:: WRITTEN INSTRUCTION ::
Report every line in the records below that contains the string "this".

:: THE INPUT ::
..............................

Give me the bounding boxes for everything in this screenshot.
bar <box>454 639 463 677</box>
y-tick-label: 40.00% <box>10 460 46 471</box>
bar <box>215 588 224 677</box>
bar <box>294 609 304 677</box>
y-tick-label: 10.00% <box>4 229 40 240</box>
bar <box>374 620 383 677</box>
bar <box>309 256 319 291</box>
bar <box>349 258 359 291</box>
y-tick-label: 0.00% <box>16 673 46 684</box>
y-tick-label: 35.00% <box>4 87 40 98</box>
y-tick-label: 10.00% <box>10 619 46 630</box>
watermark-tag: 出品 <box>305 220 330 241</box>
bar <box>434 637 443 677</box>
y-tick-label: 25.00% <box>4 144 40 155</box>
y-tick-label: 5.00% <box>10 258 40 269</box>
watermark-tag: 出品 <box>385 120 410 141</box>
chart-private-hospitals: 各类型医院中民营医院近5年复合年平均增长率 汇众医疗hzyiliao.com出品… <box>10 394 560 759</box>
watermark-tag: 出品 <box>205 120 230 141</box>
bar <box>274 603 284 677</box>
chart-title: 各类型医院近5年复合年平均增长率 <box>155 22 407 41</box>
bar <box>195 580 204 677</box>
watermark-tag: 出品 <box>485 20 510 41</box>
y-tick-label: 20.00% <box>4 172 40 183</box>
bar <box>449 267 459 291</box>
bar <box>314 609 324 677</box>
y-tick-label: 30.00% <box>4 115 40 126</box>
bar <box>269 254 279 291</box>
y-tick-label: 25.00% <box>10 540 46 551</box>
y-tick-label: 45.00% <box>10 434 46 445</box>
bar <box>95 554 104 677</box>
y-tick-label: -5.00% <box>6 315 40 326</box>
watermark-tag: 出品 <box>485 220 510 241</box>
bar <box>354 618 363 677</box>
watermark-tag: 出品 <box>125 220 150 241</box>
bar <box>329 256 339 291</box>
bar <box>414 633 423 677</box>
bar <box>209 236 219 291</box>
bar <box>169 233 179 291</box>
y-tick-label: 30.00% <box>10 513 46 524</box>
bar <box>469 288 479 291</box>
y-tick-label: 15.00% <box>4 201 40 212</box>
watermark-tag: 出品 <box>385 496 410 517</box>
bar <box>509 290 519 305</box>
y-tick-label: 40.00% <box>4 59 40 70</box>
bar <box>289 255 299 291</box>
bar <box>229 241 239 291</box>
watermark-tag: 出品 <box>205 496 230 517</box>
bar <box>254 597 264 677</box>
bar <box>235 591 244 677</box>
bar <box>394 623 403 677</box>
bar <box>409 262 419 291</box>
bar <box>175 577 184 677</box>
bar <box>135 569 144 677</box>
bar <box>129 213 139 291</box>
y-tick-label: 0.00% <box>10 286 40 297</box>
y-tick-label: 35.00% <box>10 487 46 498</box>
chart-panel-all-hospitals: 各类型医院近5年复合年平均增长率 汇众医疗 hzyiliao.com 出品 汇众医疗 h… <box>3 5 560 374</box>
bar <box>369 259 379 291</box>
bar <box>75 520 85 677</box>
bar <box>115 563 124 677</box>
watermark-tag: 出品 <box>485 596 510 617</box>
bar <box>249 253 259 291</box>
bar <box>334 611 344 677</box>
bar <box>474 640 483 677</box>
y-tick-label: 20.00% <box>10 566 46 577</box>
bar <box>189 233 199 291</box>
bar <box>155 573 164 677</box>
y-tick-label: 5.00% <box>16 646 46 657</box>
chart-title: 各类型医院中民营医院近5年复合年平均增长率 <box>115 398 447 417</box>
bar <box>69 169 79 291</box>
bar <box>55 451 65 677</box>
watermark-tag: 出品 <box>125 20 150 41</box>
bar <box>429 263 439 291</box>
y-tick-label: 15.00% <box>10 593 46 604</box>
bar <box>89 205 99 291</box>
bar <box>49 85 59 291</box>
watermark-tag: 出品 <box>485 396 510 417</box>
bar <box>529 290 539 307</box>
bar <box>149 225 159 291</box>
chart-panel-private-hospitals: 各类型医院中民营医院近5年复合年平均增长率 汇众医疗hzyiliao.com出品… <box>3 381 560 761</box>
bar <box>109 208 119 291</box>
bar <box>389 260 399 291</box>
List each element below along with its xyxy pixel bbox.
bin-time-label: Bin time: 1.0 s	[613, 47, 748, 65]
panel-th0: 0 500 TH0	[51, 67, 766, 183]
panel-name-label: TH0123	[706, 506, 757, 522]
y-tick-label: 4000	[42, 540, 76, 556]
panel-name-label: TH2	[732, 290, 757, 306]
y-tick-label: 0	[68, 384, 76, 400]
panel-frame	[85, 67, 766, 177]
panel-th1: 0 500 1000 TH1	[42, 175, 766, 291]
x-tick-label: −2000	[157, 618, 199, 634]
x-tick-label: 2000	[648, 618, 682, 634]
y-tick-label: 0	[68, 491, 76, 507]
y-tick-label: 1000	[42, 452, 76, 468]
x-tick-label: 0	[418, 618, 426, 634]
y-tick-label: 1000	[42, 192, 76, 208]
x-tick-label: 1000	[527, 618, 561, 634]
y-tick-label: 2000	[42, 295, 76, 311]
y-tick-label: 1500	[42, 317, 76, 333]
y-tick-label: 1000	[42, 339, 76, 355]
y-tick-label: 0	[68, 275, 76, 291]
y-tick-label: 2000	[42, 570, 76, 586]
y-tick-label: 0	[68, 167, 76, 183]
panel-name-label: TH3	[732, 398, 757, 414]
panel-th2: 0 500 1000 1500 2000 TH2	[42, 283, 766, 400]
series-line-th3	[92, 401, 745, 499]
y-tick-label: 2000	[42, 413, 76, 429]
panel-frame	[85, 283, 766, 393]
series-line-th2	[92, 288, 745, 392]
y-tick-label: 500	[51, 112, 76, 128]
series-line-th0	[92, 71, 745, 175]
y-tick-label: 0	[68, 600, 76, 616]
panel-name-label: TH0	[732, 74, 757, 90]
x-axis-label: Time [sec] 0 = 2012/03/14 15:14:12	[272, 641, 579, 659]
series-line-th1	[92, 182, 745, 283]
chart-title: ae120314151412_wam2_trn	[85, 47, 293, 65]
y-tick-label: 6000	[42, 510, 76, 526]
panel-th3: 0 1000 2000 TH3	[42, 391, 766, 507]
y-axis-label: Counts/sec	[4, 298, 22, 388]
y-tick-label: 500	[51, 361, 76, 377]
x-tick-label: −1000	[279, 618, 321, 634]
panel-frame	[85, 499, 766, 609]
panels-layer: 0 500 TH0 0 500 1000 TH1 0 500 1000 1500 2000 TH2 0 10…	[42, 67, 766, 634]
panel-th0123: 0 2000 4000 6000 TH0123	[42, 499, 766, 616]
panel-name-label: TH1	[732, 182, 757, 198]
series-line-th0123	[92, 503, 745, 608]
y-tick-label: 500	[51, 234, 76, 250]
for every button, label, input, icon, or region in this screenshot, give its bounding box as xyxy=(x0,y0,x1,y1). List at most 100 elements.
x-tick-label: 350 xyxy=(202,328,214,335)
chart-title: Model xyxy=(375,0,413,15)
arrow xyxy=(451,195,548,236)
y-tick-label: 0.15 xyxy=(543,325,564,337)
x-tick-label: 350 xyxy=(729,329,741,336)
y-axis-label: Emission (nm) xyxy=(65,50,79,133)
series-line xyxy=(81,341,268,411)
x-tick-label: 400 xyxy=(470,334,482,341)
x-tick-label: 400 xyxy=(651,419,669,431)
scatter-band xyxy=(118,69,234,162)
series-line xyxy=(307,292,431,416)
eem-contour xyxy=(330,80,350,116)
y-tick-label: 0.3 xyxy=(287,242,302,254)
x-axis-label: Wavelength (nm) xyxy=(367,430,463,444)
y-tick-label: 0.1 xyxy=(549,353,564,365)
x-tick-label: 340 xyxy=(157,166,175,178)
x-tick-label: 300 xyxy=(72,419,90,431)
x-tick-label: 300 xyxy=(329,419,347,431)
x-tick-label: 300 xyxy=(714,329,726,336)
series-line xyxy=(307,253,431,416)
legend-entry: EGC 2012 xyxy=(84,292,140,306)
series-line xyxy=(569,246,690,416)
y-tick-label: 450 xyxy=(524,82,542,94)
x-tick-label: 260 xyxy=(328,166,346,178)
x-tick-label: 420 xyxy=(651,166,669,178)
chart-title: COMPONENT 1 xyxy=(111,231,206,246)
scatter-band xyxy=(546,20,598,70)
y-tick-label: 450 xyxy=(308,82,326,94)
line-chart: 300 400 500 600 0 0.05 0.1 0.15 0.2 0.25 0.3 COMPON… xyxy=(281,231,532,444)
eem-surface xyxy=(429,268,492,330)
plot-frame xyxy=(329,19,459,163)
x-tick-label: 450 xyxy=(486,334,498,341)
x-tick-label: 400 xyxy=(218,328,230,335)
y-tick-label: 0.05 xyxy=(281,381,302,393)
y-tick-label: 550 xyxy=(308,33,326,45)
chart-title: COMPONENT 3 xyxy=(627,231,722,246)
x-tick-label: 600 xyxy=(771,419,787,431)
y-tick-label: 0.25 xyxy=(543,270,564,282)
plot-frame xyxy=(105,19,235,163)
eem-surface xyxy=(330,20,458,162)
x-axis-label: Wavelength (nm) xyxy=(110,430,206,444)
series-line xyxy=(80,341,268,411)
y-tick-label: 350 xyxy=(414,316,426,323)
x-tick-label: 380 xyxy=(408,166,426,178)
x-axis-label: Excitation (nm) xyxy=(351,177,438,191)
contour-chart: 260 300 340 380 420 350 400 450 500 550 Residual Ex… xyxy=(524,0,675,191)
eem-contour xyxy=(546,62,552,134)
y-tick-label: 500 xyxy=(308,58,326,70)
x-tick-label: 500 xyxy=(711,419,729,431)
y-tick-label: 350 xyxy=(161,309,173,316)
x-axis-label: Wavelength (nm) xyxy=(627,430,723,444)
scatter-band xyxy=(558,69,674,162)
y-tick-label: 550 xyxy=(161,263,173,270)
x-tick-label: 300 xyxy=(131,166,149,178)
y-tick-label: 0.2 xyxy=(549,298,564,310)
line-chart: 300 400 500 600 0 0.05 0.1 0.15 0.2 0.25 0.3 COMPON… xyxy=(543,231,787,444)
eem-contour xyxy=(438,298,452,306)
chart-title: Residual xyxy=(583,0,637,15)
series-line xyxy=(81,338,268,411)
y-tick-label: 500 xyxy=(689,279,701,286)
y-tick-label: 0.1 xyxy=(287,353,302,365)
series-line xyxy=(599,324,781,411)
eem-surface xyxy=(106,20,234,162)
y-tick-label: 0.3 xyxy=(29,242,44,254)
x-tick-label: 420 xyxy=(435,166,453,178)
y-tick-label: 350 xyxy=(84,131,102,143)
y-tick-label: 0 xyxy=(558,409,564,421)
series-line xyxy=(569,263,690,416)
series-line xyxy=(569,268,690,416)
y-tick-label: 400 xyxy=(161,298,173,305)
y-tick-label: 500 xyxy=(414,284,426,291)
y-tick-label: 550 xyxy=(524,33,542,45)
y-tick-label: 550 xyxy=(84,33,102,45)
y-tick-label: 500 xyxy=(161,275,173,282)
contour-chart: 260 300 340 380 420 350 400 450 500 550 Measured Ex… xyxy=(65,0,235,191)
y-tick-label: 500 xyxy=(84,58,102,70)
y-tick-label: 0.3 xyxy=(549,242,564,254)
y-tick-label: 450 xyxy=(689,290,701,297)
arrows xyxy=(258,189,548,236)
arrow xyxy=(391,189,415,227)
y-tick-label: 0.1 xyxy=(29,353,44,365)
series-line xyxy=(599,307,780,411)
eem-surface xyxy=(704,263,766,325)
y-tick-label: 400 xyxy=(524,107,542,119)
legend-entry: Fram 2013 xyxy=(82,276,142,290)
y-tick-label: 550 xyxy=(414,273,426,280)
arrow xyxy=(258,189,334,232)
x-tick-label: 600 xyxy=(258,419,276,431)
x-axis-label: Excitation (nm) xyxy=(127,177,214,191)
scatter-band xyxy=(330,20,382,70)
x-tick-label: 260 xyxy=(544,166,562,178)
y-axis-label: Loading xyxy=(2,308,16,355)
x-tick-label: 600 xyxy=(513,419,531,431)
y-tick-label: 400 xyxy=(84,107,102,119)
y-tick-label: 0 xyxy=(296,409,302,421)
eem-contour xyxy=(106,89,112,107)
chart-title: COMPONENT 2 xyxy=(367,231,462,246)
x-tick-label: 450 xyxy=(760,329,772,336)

..............................

:: EXERCISE SOLUTION ::
Give me the bounding boxes for everything in this screenshot.
for every button, label, input, icon, or region in this screenshot, give its bounding box as xyxy=(x0,y0,x1,y1). List at most 100 elements.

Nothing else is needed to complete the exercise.